Protocol of the Session on April 24, 2018

Sehr geehrter Herr Präsident, meine sehr geehrten Damen und Herren! Wenn man die Debatte verfolgt hat, könnte man den Eindruck haben, mancher, der am Anfang große Skepsis geäußert hat, sei schon immer dafür gewesen, man könnte den Eindruck haben, dass Erfolge zerredet werden sollen, man könnte den Eindruck haben, dass das Thema lieber verändert wird, als über die Erfolge von LOEWE zu reden, man könnte den Eindruck haben, den Hochschulen sei durch dieses Programm etwas aufgezwungen worden, man könnte den Eindruck haben, die 2,5 % der Forschungsmittel, die für LOEWE ausgegeben werden, seien das Einzige, was in diesem Land für die Forschung getan wird, und man könnte den Eindruck haben, all das sei völlig abgehoben vom übrigen Bereich der Hochschulen. Da wird ein Traum von 1968 nachgeträumt, da wird ein Klassenkampf zwischen verschiedenen Hochschultypen aufgemacht.

(Janine Wissler (DIE LINKE): Das ist jetzt wirklich Unsinn! – Weitere Zurufe von der SPD und der LINKEN)

Schreit da jemand, weil er getroffen ist?

(Lebhafte Zurufe von der SPD und der LINKEN)

Da wird so getan, als ob das Ministerium an der Mittelvergabe beteiligt sei. Der Kollege May hat eben mit vollem Recht gesagt, dass es eine wissenschaftliche Kommission gibt, die diese Mittel nach wissenschaftlichen Kriterien vergibt und die Anträge hoch wissenschaftlich begutachtet. Das wiederum wird als „intransparent“ bezeichnet. Meine sehr verehrten Damen und Herren, diese Debatte mutet gelegentlich gespenstisch an, insbesondere deswegen, weil die Hochschulen das LOEWE-Projekt der Landesregierung seit 2008 unisono loben.

(Beifall bei der CDU)

Deswegen ist es richtig, dass dieser Tagesordnungspunkt heute aufgerufen wird. Wir haben seit zehn Jahren das fruchtbringende Instrument der LOEWE-Förderung für unsere Universitäten und für die Hochschulen für angewandte Wissenschaften. Durch den Verbund mit Unternehmen der freien Wirtschaft, durch eine völlig neue Verbundstruktur zwischen Fachbereichen, zwischen Universitäten, zwischen Universitäten und Hochschulen für angewandte Wissenschaften ist eine neue Kultur entstanden und gewachsen. Deswegen sagen viele Vertreter von Wissenschaftsverbünden und anderer Länder: „Hätten doch auch wir so etwas“, und auch die Fraunhofer- und Leibniz-Institute dieser Welt sind der Meinung, dass das richtig und notwendig ist.

(Beifall bei der CDU und dem BÜNDNIS 90/DIE GRÜNEN)

### AUFGABEN
a - Zitieren Sie aus der Rede zur LOEWE-Förderung alles von „Schreit da jemand, weil“ bis hinunter zu „bei der CDU)“.
b - Setzen Sie die Landtagsrede zur LOEWE-Förderung an der Stelle fort, an der sie aufhört.

### ROHDATEN
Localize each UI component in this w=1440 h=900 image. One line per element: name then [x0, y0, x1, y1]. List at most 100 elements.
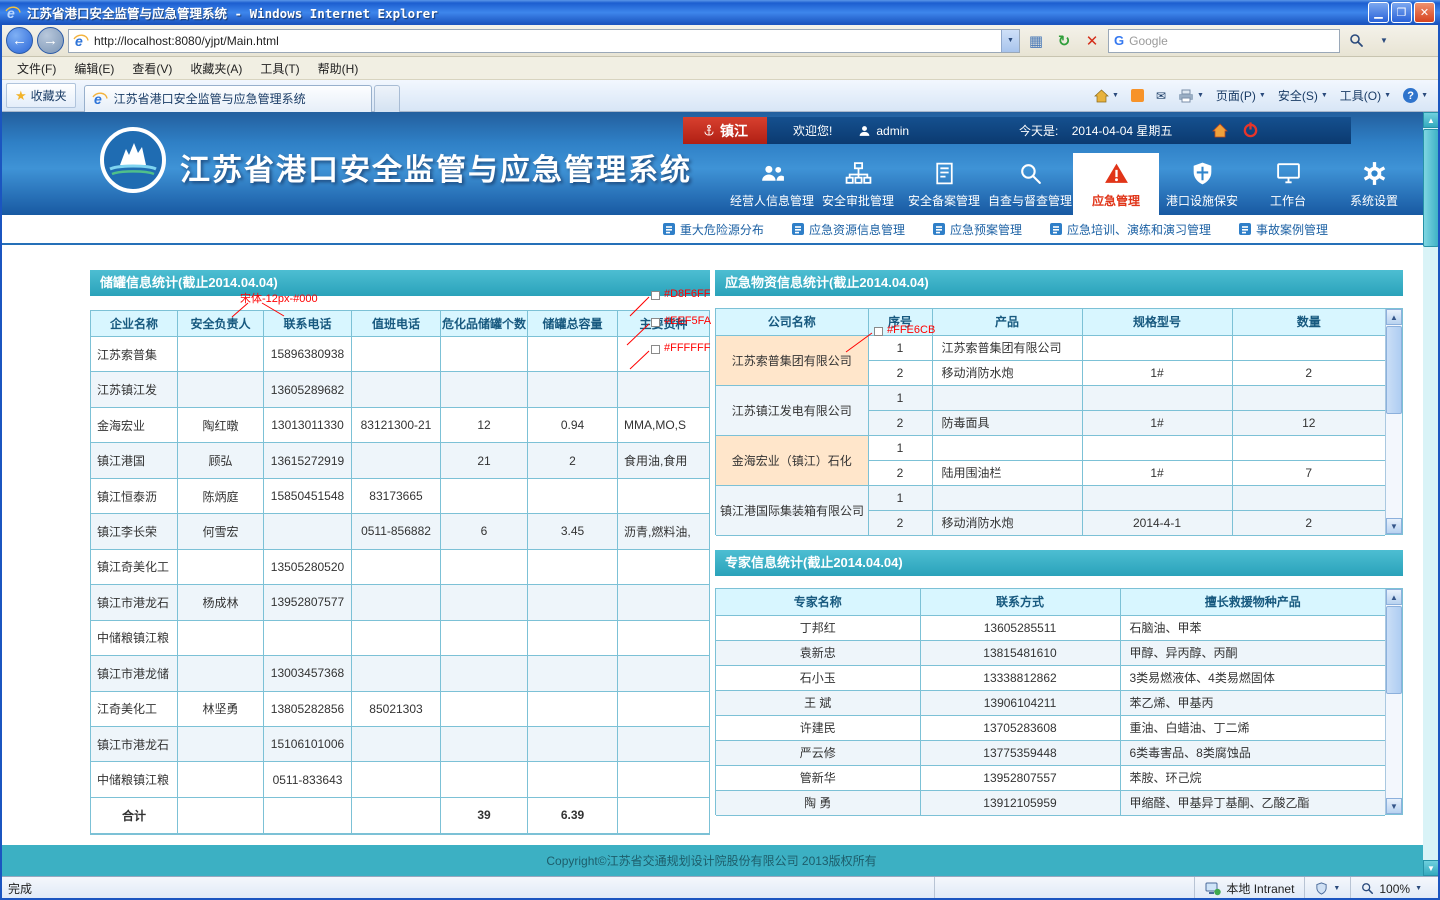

### ANTWORTEN JE AUFGABE
a -
Schreit da jemand, weil er getroffen ist?

(Lebhafte Zurufe von der SPD und der LINKEN)

Da wird so getan, als ob das Ministerium an der Mittelvergabe beteiligt sei. Der Kollege May hat eben mit vollem Recht gesagt, dass es eine wissenschaftliche Kommission gibt, die diese Mittel nach wissenschaftlichen Kriterien vergibt und die Anträge hoch wissenschaftlich begutachtet. Das wiederum wird als „intransparent“ bezeichnet. Meine sehr verehrten Damen und Herren, diese Debatte mutet gelegentlich gespenstisch an, insbesondere deswegen, weil die Hochschulen das LOEWE-Projekt der Landesregierung seit 2008 unisono loben.

(Beifall bei der CDU)

b -
Bevor mich die Elektronik wieder dazu zwingt, mich mit einem Kennwort einzuwählen, will ich etwas zitieren. Unter „Thüringen.de“ steht Folgendes:

Die enge Zusammenarbeit von Unternehmen, Hochschulen, Forschungseinrichtungen und Kulturinstitutionen hat sich als Erfolgsmodell für Thüringen er

wiesen. Die in den letzten Jahren deutlich gestiegene Wettbewerbsfähigkeit der Thüringer Wirtschaft ist auch ein Ergebnis der gewachsenen Forschungsleistungen der Thüringer Hochschulen und außeruniversitären Forschungseinrichtungen. Die Thüringer Hochschulen stellen Thüringer Unternehmen Forschungs- und Entwicklungskapazitäten auf hohem Niveau in kooperativen Netzwerken zur Verfügung und sind so ein Garant für die internationale Wettbewerbsfähigkeit der Thüringer Wirtschaft.

Einen Satz weiter heißt es:

Mit jedem Euro Zuschuss des Landes erwirtschaften sie bis zu 2 Euro Einnahmen, die dem Land wieder zugutekommen.

Ministerpräsident Ramelow hat dies in Thüringen als Forschungsstrategie verkündet.

(Michael Boddenberg (CDU): Die LINKEN hier sind noch nicht so weit! – Weitere Zurufe von der CDU und der FDP)

Deswegen will ich noch einmal darauf hinweisen, dass wir uns nicht völlig im Land der Seligen bewegen. Wenn man sich vor Augen führt, dass Chinas Strategie „Made in China 2025“ heißt – diese Ausdrucksweise kommt uns in Deutschland vielleicht bekannt vor – und wie man dort mit staatlicher Unterstützung, mit gezielt verbilligten Krediten und Forschungsförderung beabsichtigt, in der Medizintechnik, im Flugzeugbau, in der Chipindustrie und in der Elektromobilität an die Spitze zu kommen, wird einem die dringende Notwendigkeit deutlich, mit der wir uns in der Forschungsförderung unter unseren Bedingungen, d. h. bei ganz anderen Vorkommen und einer ganz anderen wirtschaftlichen Struktur, anstrengen müssen, um an der Spitze zu bleiben und dort, wo wir es noch nicht sind, an die Spitze zu kommen.

(Beifall bei der CDU und dem BÜNDNIS 90/DIE GRÜNEN)

Man muss immer wieder daran erinnern, dass am Hochlohnstandort Deutschland das Wort des ehemaligen Bundespräsidenten Köhler gilt: Wir können nur so viel teurer sein, wie wir besser sind.

(Beifall bei der CDU und dem BÜNDNIS 90/DIE GRÜNEN)

Deswegen ist Innovation nötig, und deswegen sind zukunftsträchtige Arbeitsplätze nötig; denn diese sind auch die soziale Zukunft unseres Landes, und darauf kommt es an.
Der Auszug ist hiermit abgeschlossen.